Record list:

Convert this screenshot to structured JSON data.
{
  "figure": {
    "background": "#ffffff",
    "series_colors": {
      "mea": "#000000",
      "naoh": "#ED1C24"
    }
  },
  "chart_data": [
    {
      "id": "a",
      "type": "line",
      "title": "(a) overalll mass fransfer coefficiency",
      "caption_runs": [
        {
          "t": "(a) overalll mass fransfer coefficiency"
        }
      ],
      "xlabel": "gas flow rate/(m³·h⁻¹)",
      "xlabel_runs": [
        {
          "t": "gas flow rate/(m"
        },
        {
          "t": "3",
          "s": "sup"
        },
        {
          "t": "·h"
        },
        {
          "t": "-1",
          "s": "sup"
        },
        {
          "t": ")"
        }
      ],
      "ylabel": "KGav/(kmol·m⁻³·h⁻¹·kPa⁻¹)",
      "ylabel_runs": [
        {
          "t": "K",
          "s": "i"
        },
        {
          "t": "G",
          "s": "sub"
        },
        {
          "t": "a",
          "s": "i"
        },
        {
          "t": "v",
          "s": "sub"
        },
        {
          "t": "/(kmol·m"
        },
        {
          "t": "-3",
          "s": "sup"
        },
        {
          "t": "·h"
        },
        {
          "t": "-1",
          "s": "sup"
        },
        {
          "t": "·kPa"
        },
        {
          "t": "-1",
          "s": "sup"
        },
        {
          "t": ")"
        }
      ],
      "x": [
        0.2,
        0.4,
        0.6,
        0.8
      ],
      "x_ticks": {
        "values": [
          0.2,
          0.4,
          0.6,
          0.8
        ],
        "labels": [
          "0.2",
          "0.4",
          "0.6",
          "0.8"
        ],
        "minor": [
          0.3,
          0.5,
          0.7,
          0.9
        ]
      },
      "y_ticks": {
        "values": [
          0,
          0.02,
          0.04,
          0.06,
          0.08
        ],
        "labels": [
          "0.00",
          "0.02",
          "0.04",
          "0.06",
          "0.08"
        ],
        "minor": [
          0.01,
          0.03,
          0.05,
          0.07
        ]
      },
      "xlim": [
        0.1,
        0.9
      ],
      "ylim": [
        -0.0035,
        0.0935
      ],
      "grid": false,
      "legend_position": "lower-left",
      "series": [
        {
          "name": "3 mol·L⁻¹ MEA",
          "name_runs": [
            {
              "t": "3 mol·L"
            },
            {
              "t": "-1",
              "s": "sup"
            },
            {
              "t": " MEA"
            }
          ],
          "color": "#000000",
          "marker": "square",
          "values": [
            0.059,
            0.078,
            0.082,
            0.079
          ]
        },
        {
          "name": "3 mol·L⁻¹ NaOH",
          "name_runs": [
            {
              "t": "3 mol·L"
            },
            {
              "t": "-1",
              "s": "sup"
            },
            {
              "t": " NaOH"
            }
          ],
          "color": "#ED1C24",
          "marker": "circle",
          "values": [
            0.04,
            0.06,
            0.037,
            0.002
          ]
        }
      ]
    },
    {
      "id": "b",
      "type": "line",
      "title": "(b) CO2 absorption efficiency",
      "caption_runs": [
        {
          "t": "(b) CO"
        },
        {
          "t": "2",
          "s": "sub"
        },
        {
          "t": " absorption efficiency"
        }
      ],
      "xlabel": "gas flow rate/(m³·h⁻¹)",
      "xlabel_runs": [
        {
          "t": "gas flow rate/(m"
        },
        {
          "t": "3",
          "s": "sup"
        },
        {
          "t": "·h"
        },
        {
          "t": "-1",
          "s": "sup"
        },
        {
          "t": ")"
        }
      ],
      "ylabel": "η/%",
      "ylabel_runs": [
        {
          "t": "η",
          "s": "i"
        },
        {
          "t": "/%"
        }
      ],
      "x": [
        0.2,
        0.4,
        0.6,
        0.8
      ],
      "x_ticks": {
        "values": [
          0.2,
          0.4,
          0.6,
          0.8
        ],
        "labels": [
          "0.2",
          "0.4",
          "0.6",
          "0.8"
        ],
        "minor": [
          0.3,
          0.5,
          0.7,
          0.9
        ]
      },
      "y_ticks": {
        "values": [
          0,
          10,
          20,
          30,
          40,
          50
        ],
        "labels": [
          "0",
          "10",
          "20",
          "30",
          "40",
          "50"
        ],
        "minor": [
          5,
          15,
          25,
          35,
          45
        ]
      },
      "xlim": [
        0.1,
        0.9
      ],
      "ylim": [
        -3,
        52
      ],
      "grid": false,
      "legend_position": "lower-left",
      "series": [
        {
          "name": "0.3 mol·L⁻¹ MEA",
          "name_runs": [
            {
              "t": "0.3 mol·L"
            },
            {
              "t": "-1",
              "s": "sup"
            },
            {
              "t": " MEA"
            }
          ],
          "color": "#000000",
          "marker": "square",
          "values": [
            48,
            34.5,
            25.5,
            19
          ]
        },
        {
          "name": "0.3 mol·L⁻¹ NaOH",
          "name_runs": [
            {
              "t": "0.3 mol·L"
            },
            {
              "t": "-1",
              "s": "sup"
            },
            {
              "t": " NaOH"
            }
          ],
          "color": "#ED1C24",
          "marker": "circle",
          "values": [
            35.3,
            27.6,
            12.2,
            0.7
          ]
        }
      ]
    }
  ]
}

Problem: Your task is to output all of the data above word for word.

Solved exercise:
Convert this screenshot to structured JSON data.
{
  "figure": {
    "background": "#ffffff",
    "series_colors": {
      "mea": "#000000",
      "naoh": "#ED1C24"
    }
  },
  "chart_data": [
    {
      "id": "a",
      "type": "line",
      "title": "(a) overalll mass fransfer coefficiency",
      "caption_runs": [
        {
          "t": "(a) overalll mass fransfer coefficiency"
        }
      ],
      "xlabel": "gas flow rate/(m³·h⁻¹)",
      "xlabel_runs": [
        {
          "t": "gas flow rate/(m"
        },
        {
          "t": "3",
          "s": "sup"
        },
        {
          "t": "·h"
        },
        {
          "t": "-1",
          "s": "sup"
        },
        {
          "t": ")"
        }
      ],
      "ylabel": "KGav/(kmol·m⁻³·h⁻¹·kPa⁻¹)",
      "ylabel_runs": [
        {
          "t": "K",
          "s": "i"
        },
        {
          "t": "G",
          "s": "sub"
        },
        {
          "t": "a",
          "s": "i"
        },
        {
          "t": "v",
          "s": "sub"
        },
        {
          "t": "/(kmol·m"
        },
        {
          "t": "-3",
          "s": "sup"
        },
        {
          "t": "·h"
        },
        {
          "t": "-1",
          "s": "sup"
        },
        {
          "t": "·kPa"
        },
        {
          "t": "-1",
          "s": "sup"
        },
        {
          "t": ")"
        }
      ],
      "x": [
        0.2,
        0.4,
        0.6,
        0.8
      ],
      "x_ticks": {
        "values": [
          0.2,
          0.4,
          0.6,
          0.8
        ],
        "labels": [
          "0.2",
          "0.4",
          "0.6",
          "0.8"
        ],
        "minor": [
          0.3,
          0.5,
          0.7,
          0.9
        ]
      },
      "y_ticks": {
        "values": [
          0,
          0.02,
          0.04,
          0.06,
          0.08
        ],
        "labels": [
          "0.00",
          "0.02",
          "0.04",
          "0.06",
          "0.08"
        ],
        "minor": [
          0.01,
          0.03,
          0.05,
          0.07
        ]
      },
      "xlim": [
        0.1,
        0.9
      ],
      "ylim": [
        -0.0035,
        0.0935
      ],
      "grid": false,
      "legend_position": "lower-left",
      "series": [
        {
          "name": "3 mol·L⁻¹ MEA",
          "name_runs": [
            {
              "t": "3 mol·L"
            },
            {
              "t": "-1",
              "s": "sup"
            },
            {
              "t": " MEA"
            }
          ],
          "color": "#000000",
          "marker": "square",
          "values": [
            0.059,
            0.078,
            0.082,
            0.079
          ]
        },
        {
          "name": "3 mol·L⁻¹ NaOH",
          "name_runs": [
            {
              "t": "3 mol·L"
            },
            {
              "t": "-1",
              "s": "sup"
            },
            {
              "t": " NaOH"
            }
          ],
          "color": "#ED1C24",
          "marker": "circle",
          "values": [
            0.04,
            0.06,
            0.037,
            0.002
          ]
        }
      ]
    },
    {
      "id": "b",
      "type": "line",
      "title": "(b) CO2 absorption efficiency",
      "caption_runs": [
        {
          "t": "(b) CO"
        },
        {
          "t": "2",
          "s": "sub"
        },
        {
          "t": " absorption efficiency"
        }
      ],
      "xlabel": "gas flow rate/(m³·h⁻¹)",
      "xlabel_runs": [
        {
          "t": "gas flow rate/(m"
        },
        {
          "t": "3",
          "s": "sup"
        },
        {
          "t": "·h"
        },
        {
          "t": "-1",
          "s": "sup"
        },
        {
          "t": ")"
        }
      ],
      "ylabel": "η/%",
      "ylabel_runs": [
        {
          "t": "η",
          "s": "i"
        },
        {
          "t": "/%"
        }
      ],
      "x": [
        0.2,
        0.4,
        0.6,
        0.8
      ],
      "x_ticks": {
        "values": [
          0.2,
          0.4,
          0.6,
          0.8
        ],
        "labels": [
          "0.2",
          "0.4",
          "0.6",
          "0.8"
        ],
        "minor": [
          0.3,
          0.5,
          0.7,
          0.9
        ]
      },
      "y_ticks": {
        "values": [
          0,
          10,
          20,
          30,
          40,
          50
        ],
        "labels": [
          "0",
          "10",
          "20",
          "30",
          "40",
          "50"
        ],
        "minor": [
          5,
          15,
          25,
          35,
          45
        ]
      },
      "xlim": [
        0.1,
        0.9
      ],
      "ylim": [
        -3,
        52
      ],
      "grid": false,
      "legend_position": "lower-left",
      "series": [
        {
          "name": "0.3 mol·L⁻¹ MEA",
          "name_runs": [
            {
              "t": "0.3 mol·L"
            },
            {
              "t": "-1",
              "s": "sup"
            },
            {
              "t": " MEA"
            }
          ],
          "color": "#000000",
          "marker": "square",
          "values": [
            48,
            34.5,
            25.5,
            19
          ]
        },
        {
          "name": "0.3 mol·L⁻¹ NaOH",
          "name_runs": [
            {
              "t": "0.3 mol·L"
            },
            {
              "t": "-1",
              "s": "sup"
            },
            {
              "t": " NaOH"
            }
          ],
          "color": "#ED1C24",
          "marker": "circle",
          "values": [
            35.3,
            27.6,
            12.2,
            0.7
          ]
        }
      ]
    }
  ]
}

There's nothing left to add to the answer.